* Objective *
Pull every line that holds the word "structure" from the entries.

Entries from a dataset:
========================

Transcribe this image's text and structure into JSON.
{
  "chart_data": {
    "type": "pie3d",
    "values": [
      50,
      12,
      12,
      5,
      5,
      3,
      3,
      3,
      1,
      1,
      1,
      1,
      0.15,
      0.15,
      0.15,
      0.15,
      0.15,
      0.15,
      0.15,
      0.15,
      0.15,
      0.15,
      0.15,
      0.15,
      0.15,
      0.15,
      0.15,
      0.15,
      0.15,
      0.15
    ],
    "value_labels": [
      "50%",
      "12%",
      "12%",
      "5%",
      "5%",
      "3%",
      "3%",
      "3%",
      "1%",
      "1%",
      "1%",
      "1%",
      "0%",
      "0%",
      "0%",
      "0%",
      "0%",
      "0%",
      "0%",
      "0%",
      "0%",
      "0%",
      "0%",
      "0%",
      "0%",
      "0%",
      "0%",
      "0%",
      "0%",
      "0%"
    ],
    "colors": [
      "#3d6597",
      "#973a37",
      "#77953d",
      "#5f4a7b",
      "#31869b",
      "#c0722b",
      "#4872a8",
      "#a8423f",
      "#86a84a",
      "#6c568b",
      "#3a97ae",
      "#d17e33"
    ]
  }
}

========================

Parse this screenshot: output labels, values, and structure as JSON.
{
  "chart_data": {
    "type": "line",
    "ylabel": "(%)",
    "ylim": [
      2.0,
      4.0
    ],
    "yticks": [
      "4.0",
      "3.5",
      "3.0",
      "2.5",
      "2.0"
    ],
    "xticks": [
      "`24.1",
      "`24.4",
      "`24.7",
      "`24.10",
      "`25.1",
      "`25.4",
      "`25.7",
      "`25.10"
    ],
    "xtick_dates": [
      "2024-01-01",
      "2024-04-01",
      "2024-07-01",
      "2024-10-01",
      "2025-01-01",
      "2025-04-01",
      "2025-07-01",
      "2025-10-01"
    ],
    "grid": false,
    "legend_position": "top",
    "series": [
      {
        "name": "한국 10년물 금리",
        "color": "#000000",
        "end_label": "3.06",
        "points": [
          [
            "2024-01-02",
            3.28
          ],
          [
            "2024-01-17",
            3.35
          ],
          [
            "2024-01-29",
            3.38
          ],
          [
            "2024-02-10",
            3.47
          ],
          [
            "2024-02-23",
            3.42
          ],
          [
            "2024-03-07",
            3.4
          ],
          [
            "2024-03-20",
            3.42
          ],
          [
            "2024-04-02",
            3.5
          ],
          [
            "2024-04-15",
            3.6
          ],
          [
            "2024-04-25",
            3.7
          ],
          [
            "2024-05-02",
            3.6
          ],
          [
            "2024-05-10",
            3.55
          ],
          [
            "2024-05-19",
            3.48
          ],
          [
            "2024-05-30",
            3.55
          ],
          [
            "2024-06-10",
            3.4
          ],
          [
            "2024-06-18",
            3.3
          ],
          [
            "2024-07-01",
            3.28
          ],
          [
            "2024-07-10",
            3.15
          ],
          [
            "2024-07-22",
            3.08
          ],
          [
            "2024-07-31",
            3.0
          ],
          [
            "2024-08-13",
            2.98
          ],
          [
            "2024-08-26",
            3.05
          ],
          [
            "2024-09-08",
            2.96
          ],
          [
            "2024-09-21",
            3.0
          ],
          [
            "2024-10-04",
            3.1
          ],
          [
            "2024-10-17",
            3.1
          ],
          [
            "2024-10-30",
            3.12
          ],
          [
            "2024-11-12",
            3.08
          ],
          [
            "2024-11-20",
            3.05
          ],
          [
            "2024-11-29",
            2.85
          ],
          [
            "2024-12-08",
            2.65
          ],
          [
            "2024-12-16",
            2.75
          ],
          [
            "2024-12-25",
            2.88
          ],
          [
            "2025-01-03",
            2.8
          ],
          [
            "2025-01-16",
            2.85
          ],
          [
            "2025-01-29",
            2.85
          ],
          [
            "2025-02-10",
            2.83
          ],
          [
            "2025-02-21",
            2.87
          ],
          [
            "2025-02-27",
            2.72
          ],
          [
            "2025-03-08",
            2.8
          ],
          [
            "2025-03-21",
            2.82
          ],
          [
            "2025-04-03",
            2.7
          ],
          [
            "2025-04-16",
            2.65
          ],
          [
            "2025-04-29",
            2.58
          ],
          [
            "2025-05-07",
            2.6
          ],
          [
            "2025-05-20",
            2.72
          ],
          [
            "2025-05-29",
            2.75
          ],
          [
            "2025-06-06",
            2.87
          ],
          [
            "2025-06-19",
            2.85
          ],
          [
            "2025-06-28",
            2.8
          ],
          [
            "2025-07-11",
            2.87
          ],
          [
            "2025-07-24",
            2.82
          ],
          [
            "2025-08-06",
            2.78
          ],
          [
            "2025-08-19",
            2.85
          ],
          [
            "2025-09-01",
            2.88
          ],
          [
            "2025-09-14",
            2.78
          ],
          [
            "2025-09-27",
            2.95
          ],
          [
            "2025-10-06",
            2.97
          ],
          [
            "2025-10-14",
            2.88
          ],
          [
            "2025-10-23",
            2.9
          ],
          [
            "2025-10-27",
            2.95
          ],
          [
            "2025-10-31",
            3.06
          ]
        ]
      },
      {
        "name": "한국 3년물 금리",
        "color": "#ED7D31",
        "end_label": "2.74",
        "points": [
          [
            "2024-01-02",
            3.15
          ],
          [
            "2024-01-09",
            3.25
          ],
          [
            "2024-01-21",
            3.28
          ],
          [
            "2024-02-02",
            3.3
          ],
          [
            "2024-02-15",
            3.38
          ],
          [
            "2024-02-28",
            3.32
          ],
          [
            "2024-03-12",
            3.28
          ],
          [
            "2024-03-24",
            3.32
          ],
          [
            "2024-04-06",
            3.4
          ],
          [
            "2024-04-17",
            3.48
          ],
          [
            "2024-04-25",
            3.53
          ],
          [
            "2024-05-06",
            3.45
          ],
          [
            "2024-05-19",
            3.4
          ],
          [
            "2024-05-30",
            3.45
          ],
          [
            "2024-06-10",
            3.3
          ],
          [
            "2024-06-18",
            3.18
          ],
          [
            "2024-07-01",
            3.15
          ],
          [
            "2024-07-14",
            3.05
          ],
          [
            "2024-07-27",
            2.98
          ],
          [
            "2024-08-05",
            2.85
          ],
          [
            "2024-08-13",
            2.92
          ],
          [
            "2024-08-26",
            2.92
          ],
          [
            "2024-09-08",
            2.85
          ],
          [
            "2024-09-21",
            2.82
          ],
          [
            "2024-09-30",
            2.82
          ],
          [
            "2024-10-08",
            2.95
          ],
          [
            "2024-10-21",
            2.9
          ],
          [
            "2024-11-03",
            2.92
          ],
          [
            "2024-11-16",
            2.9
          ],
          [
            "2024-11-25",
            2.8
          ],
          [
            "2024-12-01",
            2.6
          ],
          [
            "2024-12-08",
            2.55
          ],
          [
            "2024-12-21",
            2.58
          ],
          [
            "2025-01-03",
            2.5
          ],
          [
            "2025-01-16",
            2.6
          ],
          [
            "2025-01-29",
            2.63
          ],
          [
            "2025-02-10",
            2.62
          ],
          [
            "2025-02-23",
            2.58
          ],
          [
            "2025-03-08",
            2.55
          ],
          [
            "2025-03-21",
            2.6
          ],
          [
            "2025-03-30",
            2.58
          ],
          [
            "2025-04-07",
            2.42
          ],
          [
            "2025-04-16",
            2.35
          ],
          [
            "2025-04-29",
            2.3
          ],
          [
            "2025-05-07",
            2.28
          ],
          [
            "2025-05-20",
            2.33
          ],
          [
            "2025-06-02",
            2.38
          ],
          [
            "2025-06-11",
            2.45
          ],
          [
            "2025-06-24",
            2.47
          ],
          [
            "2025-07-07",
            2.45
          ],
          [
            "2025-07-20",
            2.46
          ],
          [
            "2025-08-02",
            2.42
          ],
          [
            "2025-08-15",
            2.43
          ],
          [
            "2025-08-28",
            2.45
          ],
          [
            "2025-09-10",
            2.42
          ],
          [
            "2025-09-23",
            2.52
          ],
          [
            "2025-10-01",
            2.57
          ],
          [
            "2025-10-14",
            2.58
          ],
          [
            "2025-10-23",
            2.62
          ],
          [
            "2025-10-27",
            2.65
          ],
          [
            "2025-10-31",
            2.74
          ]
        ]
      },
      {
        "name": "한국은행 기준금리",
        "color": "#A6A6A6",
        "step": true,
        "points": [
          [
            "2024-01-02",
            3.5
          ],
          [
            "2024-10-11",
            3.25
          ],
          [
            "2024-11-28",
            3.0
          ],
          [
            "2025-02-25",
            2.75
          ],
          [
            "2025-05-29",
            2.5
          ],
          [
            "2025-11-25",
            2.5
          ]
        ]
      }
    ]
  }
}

========================

* Result of this exercise *
Transcribe this image's text and structure into JSON.
Parse this screenshot: output labels, values, and structure as JSON.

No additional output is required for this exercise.